• _GIVEN DATA_:
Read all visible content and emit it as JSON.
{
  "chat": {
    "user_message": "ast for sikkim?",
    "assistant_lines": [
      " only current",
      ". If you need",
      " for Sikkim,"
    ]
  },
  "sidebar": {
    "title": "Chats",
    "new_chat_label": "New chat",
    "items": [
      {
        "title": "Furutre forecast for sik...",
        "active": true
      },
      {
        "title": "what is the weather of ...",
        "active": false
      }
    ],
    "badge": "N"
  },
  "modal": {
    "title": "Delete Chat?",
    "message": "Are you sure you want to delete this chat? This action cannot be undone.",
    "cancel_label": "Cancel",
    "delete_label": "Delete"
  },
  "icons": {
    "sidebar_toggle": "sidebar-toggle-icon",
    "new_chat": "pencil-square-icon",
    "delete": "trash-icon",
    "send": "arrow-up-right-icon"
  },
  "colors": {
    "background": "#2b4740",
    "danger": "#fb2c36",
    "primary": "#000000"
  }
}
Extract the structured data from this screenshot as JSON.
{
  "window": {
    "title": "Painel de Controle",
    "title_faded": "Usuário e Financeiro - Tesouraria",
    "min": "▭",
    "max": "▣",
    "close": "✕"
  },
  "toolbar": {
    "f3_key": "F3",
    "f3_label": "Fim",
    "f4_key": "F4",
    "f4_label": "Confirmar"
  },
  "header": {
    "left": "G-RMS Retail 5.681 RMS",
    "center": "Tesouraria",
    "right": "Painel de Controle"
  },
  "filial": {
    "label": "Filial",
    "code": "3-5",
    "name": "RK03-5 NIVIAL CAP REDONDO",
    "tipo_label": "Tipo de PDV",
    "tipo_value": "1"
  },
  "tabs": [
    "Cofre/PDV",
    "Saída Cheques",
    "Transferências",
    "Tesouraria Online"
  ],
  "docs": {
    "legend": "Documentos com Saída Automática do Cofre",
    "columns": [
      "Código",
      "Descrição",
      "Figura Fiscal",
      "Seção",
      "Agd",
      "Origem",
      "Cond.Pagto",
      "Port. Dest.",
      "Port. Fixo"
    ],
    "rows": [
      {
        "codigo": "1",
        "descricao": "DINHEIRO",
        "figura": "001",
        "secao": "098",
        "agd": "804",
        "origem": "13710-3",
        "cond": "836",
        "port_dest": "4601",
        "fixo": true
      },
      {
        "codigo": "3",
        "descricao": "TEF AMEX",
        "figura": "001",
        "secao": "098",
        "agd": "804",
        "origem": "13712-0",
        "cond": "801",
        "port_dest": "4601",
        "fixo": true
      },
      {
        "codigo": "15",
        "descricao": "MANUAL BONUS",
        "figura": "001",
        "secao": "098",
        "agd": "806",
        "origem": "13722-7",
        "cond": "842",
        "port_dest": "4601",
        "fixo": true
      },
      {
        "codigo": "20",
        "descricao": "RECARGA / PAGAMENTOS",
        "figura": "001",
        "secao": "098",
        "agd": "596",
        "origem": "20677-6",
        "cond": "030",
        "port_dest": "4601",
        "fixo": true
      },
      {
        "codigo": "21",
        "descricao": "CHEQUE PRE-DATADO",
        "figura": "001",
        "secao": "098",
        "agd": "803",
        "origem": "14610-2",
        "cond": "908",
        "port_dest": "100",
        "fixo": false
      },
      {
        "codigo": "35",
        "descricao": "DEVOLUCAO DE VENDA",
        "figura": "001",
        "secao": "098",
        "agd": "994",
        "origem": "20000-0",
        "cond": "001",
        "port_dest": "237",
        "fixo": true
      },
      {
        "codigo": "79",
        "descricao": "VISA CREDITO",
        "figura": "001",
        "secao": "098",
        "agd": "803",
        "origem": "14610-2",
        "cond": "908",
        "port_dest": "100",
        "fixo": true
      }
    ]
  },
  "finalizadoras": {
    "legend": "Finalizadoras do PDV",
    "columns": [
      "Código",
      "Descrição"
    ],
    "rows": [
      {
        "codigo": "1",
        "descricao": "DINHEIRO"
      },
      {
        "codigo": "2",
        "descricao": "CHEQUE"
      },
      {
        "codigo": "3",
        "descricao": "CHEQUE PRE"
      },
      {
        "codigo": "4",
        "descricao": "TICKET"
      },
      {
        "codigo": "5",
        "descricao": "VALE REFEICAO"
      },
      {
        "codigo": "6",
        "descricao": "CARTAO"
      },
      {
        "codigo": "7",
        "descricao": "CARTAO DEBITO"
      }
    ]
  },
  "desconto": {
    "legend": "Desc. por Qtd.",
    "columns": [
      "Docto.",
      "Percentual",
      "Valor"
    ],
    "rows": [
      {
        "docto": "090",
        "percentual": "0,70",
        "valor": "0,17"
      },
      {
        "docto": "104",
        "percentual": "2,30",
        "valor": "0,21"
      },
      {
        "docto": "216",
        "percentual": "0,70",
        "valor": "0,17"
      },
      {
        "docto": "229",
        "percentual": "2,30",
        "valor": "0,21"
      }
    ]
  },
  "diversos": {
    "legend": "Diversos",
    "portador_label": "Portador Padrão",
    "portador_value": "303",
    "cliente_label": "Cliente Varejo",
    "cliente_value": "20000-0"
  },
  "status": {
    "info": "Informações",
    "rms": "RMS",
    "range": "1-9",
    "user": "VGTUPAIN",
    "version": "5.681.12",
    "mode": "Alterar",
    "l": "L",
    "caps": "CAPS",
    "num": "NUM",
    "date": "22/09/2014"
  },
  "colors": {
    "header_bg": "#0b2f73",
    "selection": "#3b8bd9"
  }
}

--

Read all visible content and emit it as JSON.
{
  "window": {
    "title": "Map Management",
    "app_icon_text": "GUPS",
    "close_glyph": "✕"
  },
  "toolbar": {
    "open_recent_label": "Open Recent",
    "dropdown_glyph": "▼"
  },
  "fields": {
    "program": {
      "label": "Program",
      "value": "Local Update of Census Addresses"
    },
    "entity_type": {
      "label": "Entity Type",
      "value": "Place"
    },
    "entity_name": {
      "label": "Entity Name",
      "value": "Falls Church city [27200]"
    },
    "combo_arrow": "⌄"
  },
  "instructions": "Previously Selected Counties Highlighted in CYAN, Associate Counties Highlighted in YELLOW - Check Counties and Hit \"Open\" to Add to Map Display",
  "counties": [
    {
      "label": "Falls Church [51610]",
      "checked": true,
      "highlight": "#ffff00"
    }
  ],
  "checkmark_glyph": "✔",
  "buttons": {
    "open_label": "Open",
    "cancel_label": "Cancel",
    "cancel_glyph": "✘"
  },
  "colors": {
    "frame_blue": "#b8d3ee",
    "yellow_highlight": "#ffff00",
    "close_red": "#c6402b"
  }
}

• _INSTRUCTIONS FOR THE TASK_: List every line in the records above that contains the word "Tesouraria".

• _REPLY_:
    "title_faded": "Usuário e Financeiro - Tesouraria",
    "center": "Tesouraria",
    "Tesouraria Online"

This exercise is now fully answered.